START Data entries

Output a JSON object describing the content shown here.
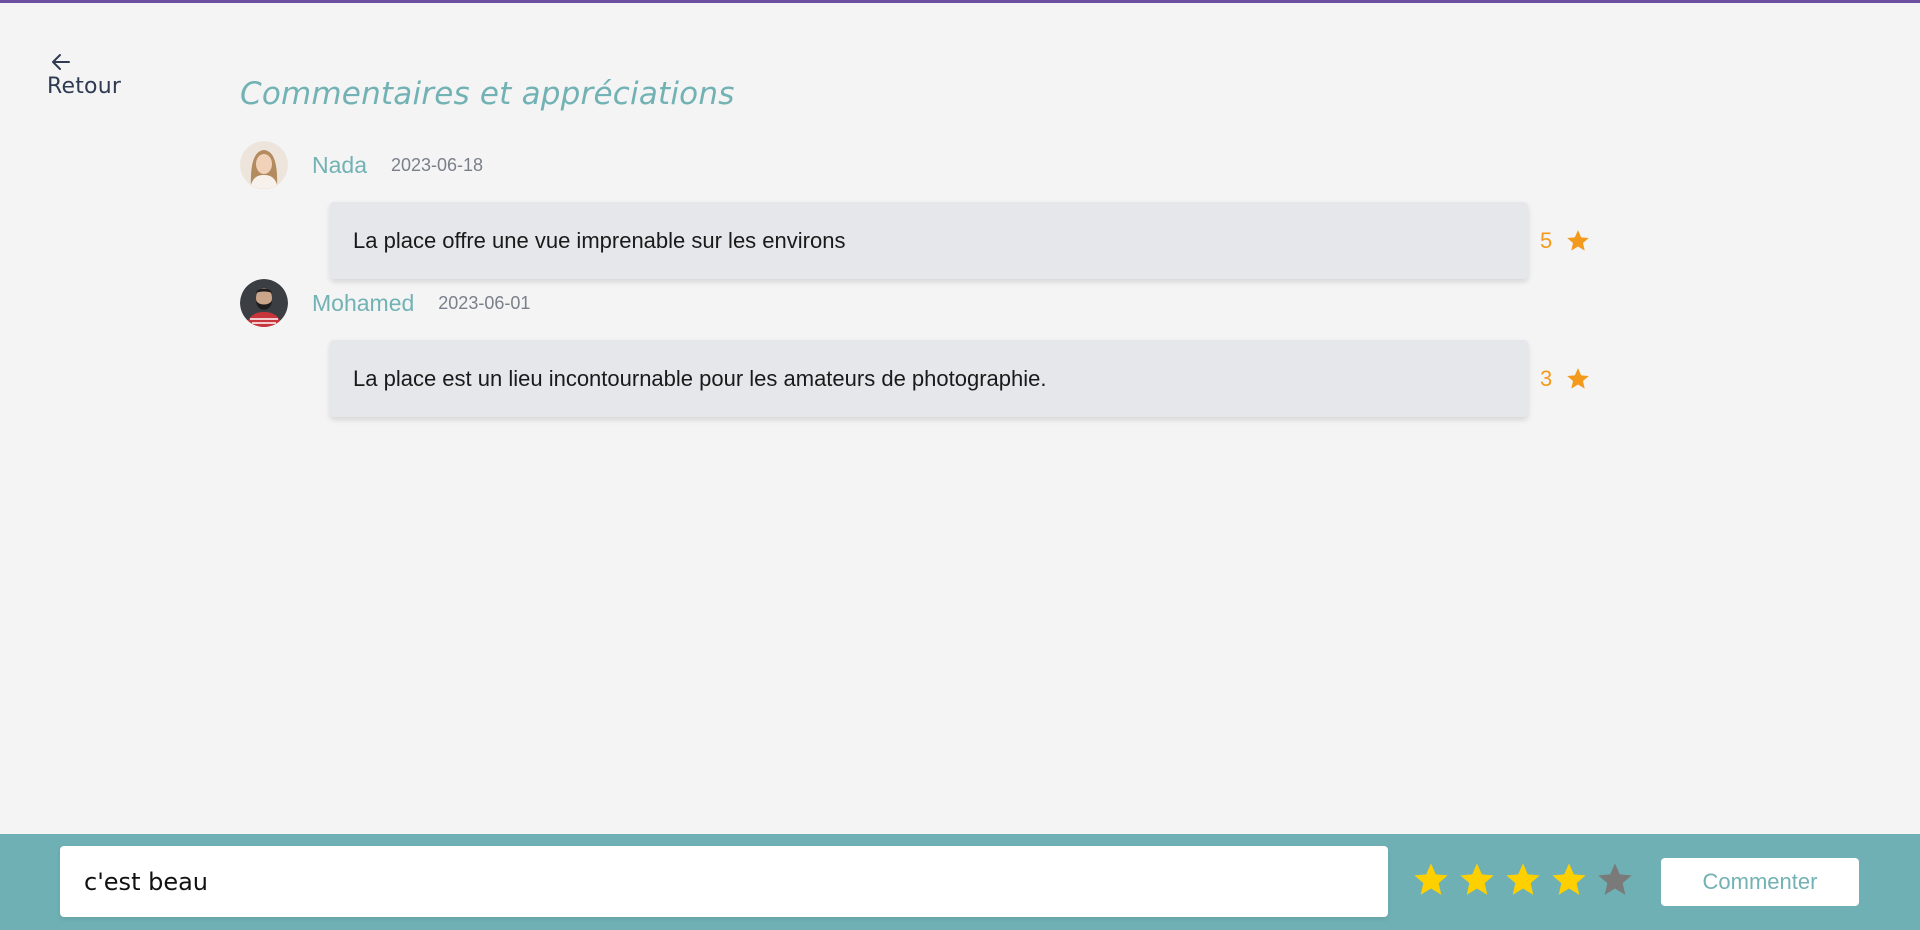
{
  "nav": {
    "back_label": "Retour",
    "back_icon": "arrow-left-icon"
  },
  "page": {
    "title": "Commentaires et appréciations"
  },
  "comments": [
    {
      "user": "Nada",
      "date": "2023-06-18",
      "text": "La place offre une vue imprenable sur les environs",
      "rating": "5"
    },
    {
      "user": "Mohamed",
      "date": "2023-06-01",
      "text": "La place est un lieu incontournable pour les amateurs de photographie.",
      "rating": "3"
    }
  ],
  "composer": {
    "input_value": "c'est beau",
    "selected_rating": 4,
    "max_rating": 5,
    "submit_label": "Commenter"
  },
  "colors": {
    "accent": "#72b2b4",
    "footer": "#6fb0b4",
    "rating": "#f39a1d",
    "star_active": "#ffd000",
    "star_inactive": "#7a7a7a",
    "top_bar": "#6b4fa1"
  }
}
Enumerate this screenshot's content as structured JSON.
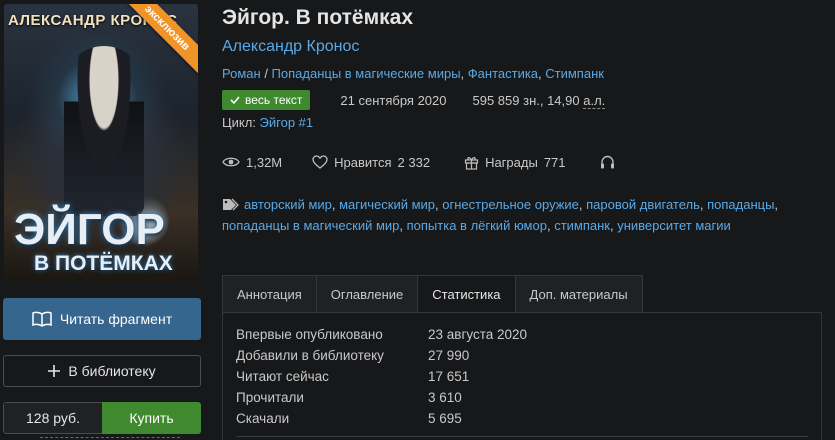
{
  "cover": {
    "author": "АЛЕКСАНДР КРОНОС",
    "title": "ЭЙГОР",
    "subtitle": "В ПОТЁМКАХ",
    "ribbon": "эксклюзив"
  },
  "actions": {
    "read_label": "Читать фрагмент",
    "library_label": "В библиотеку",
    "price": "128 руб.",
    "buy_label": "Купить"
  },
  "book": {
    "title": "Эйгор. В потёмках",
    "author": "Александр Кронос",
    "genres": [
      "Роман",
      "Попаданцы в магические миры",
      "Фантастика",
      "Стимпанк"
    ],
    "status_badge": "весь текст",
    "date": "21 сентября 2020",
    "size_chars": "595 859 зн., 14,90",
    "size_units": "а.л.",
    "cycle_label": "Цикл:",
    "cycle_value": "Эйгор #1"
  },
  "stats": {
    "views": "1,32M",
    "likes_label": "Нравится",
    "likes": "2 332",
    "awards_label": "Награды",
    "awards": "771"
  },
  "tags": [
    "авторский мир",
    "магический мир",
    "огнестрельное оружие",
    "паровой двигатель",
    "попаданцы",
    "попаданцы в магический мир",
    "попытка в лёгкий юмор",
    "стимпанк",
    "университет",
    "магии"
  ],
  "tabs": [
    "Аннотация",
    "Оглавление",
    "Статистика",
    "Доп. материалы"
  ],
  "active_tab": "Статистика",
  "statistics": [
    {
      "label": "Впервые опубликовано",
      "value": "23 августа 2020"
    },
    {
      "label": "Добавили в библиотеку",
      "value": "27 990"
    },
    {
      "label": "Читают сейчас",
      "value": "17 651"
    },
    {
      "label": "Прочитали",
      "value": "3 610"
    },
    {
      "label": "Скачали",
      "value": "5 695"
    }
  ],
  "colors": {
    "link": "#5aa9e6",
    "primary_button": "#36658d",
    "buy_button": "#3f8a2e",
    "ribbon": "#f0942a",
    "background": "#17181a"
  }
}
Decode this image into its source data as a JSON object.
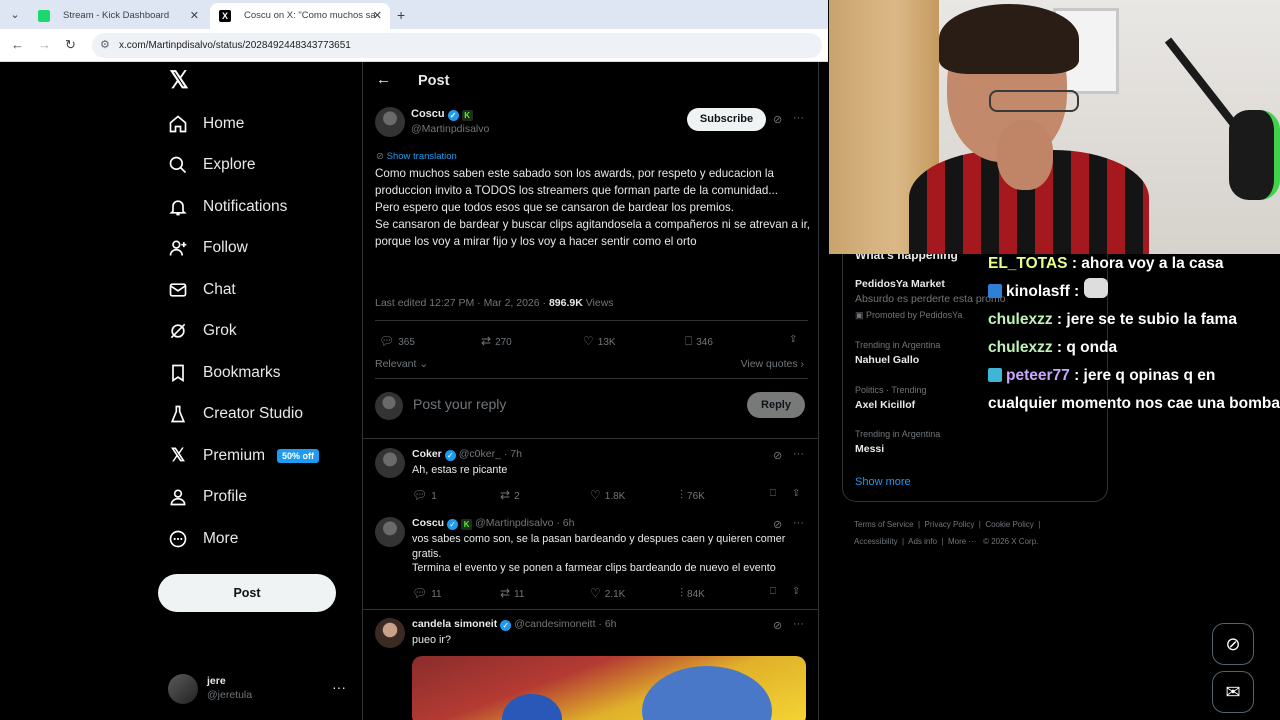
{
  "browser": {
    "tabs": [
      {
        "title": "Stream - Kick Dashboard"
      },
      {
        "title": "Coscu on X: \"Como muchos sa"
      }
    ],
    "url": "x.com/Martinpdisalvo/status/2028492448343773651"
  },
  "sidebar": {
    "items": [
      {
        "label": "Home",
        "icon": "home-icon"
      },
      {
        "label": "Explore",
        "icon": "search-icon"
      },
      {
        "label": "Notifications",
        "icon": "bell-icon"
      },
      {
        "label": "Follow",
        "icon": "add-person-icon"
      },
      {
        "label": "Chat",
        "icon": "mail-icon"
      },
      {
        "label": "Grok",
        "icon": "grok-icon"
      },
      {
        "label": "Bookmarks",
        "icon": "bookmark-icon"
      },
      {
        "label": "Creator Studio",
        "icon": "flask-icon"
      },
      {
        "label": "Premium",
        "icon": "x-icon",
        "badge": "50% off"
      },
      {
        "label": "Profile",
        "icon": "person-icon"
      },
      {
        "label": "More",
        "icon": "more-circle-icon"
      }
    ],
    "post_label": "Post",
    "user": {
      "name": "jere",
      "handle": "@jeretula"
    }
  },
  "header": {
    "title": "Post"
  },
  "tweet": {
    "author": "Coscu",
    "handle": "@Martinpdisalvo",
    "subscribe_label": "Subscribe",
    "translation_label": "Show translation",
    "text": "Como muchos saben este sabado son los awards, por respeto y educacion la produccion invito a TODOS los streamers que forman parte de la comunidad...\nPero espero que todos esos que se cansaron de bardear los premios.\nSe cansaron de bardear y buscar clips agitandosela a compañeros ni se atrevan a ir, porque los voy a mirar fijo y los voy a hacer sentir como el orto",
    "edited": "Last edited 12:27 PM · Mar 2, 2026 · ",
    "views_count": "896.9K",
    "views_label": "Views",
    "stats": {
      "replies": "365",
      "reposts": "270",
      "likes": "13K",
      "bookmarks": "346"
    },
    "sort_label": "Relevant",
    "quotes_label": "View quotes",
    "reply_placeholder": "Post your reply",
    "reply_button": "Reply"
  },
  "replies": [
    {
      "name": "Coker",
      "handle": "@c0ker_ · 7h",
      "text": "Ah, estas re picante",
      "stats": {
        "replies": "1",
        "reposts": "2",
        "likes": "1.8K",
        "views": "76K"
      }
    },
    {
      "name": "Coscu",
      "handle": "@Martinpdisalvo · 6h",
      "text": "vos sabes como son, se la pasan bardeando y despues caen y quieren comer gratis.\nTermina el evento y se ponen a farmear clips bardeando de nuevo el evento",
      "stats": {
        "replies": "11",
        "reposts": "11",
        "likes": "2.1K",
        "views": "84K"
      }
    },
    {
      "name": "candela simoneit",
      "handle": "@candesimoneitt · 6h",
      "text": "pueo ir?"
    }
  ],
  "right": {
    "heading_partial": "What's happening",
    "promo": {
      "name": "PedidosYa Market",
      "sub": "Absurdo es perderte esta promo",
      "promoted": "Promoted by PedidosYa"
    },
    "trends": [
      {
        "label": "Trending in Argentina",
        "name": "Nahuel Gallo"
      },
      {
        "label": "Politics · Trending",
        "name": "Axel Kicillof"
      },
      {
        "label": "Trending in Argentina",
        "name": "Messi"
      }
    ],
    "show_more": "Show more",
    "footer": [
      "Terms of Service",
      "Privacy Policy",
      "Cookie Policy",
      "Accessibility",
      "Ads info",
      "More ···",
      "© 2026 X Corp."
    ]
  },
  "chat": [
    {
      "user": "EL_TOTAS",
      "text": " : ahora voy a la casa",
      "color": "#e8ff8c"
    },
    {
      "user": "kinolasff",
      "text": " : ",
      "color": "#ffffff"
    },
    {
      "user": "chulexzz",
      "text": " : jere se te subio la fama",
      "color": "#bff3b5"
    },
    {
      "user": "chulexzz",
      "text": " : q onda",
      "color": "#bff3b5"
    },
    {
      "user": "peteer77",
      "text": " : jere q opinas q en cualquier momento nos cae una bomba",
      "color": "#c9a7ff"
    }
  ],
  "colors": {
    "accent": "#1d9bf0",
    "background": "#000000",
    "text": "#e7e9ea",
    "muted": "#71767b",
    "kick_green": "#53fc18"
  }
}
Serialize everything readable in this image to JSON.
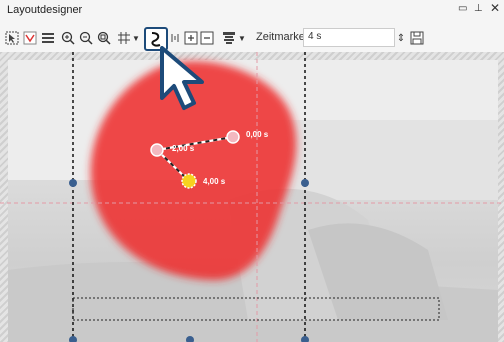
{
  "window": {
    "title": "Layoutdesigner"
  },
  "toolbar": {
    "timestamp_label": "Zeitmarke:",
    "timestamp_value": "4 s"
  },
  "path": {
    "points": [
      {
        "label": "0,00 s"
      },
      {
        "label": "2,00 s"
      },
      {
        "label": "4,00 s"
      }
    ]
  },
  "colors": {
    "blob": "#ee2a2a",
    "handle": "#3a5f8f",
    "highlight_border": "#1d4b7a"
  }
}
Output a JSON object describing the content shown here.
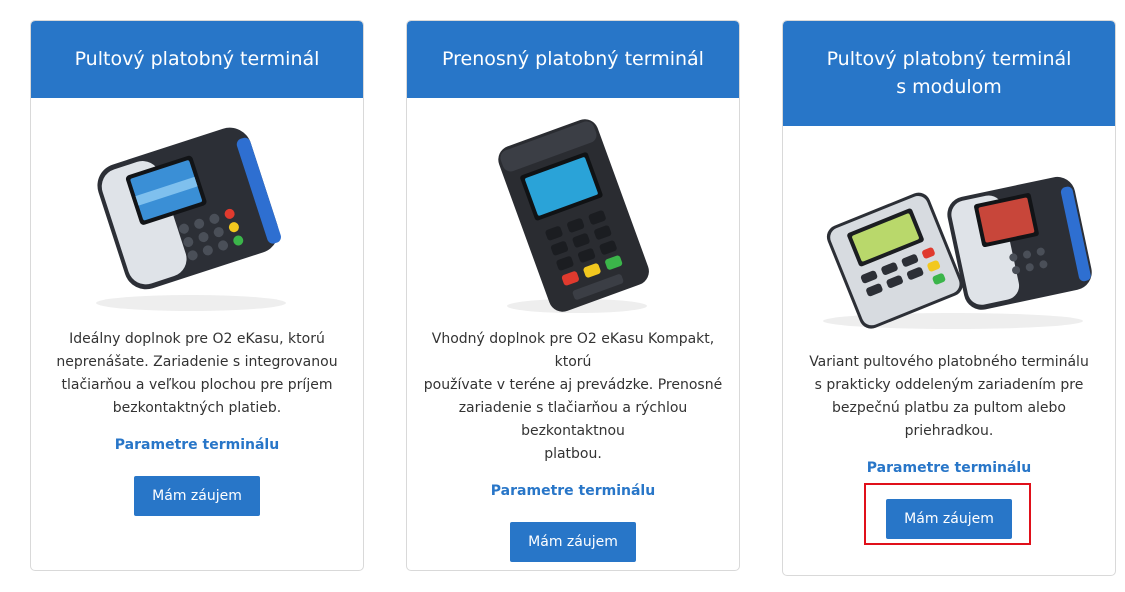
{
  "cards": [
    {
      "title_lines": [
        "Pultový platobný terminál"
      ],
      "image_icon": "countertop-terminal-image",
      "description_lines": [
        "Ideálny doplnok pre O2 eKasu, ktorú",
        "neprenášate. Zariadenie s integrovanou",
        "tlačiarňou a veľkou plochou pre príjem",
        "bezkontaktných platieb."
      ],
      "link_label": "Parametre terminálu",
      "button_label": "Mám záujem"
    },
    {
      "title_lines": [
        "Prenosný platobný terminál"
      ],
      "image_icon": "portable-terminal-image",
      "description_lines": [
        "Vhodný doplnok pre O2 eKasu Kompakt, ktorú",
        "používate v teréne aj prevádzke. Prenosné",
        "zariadenie s tlačiarňou a rýchlou bezkontaktnou",
        "platbou."
      ],
      "link_label": "Parametre terminálu",
      "button_label": "Mám záujem"
    },
    {
      "title_lines": [
        "Pultový platobný terminál",
        "s modulom"
      ],
      "image_icon": "terminal-with-module-image",
      "description_lines": [
        "Variant pultového platobného terminálu",
        "s prakticky oddeleným zariadením pre",
        "bezpečnú platbu za pultom alebo priehradkou."
      ],
      "link_label": "Parametre terminálu",
      "button_label": "Mám záujem",
      "highlighted": true
    }
  ],
  "colors": {
    "accent": "#2876c8",
    "highlight": "#e0101a"
  }
}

END Data entries

Problem statement: Looking at the data above, show all lines where the word "ktorú" occurs.

Result below:
        "Ideálny doplnok pre O2 eKasu, ktorú",
        "Vhodný doplnok pre O2 eKasu Kompakt, ktorú",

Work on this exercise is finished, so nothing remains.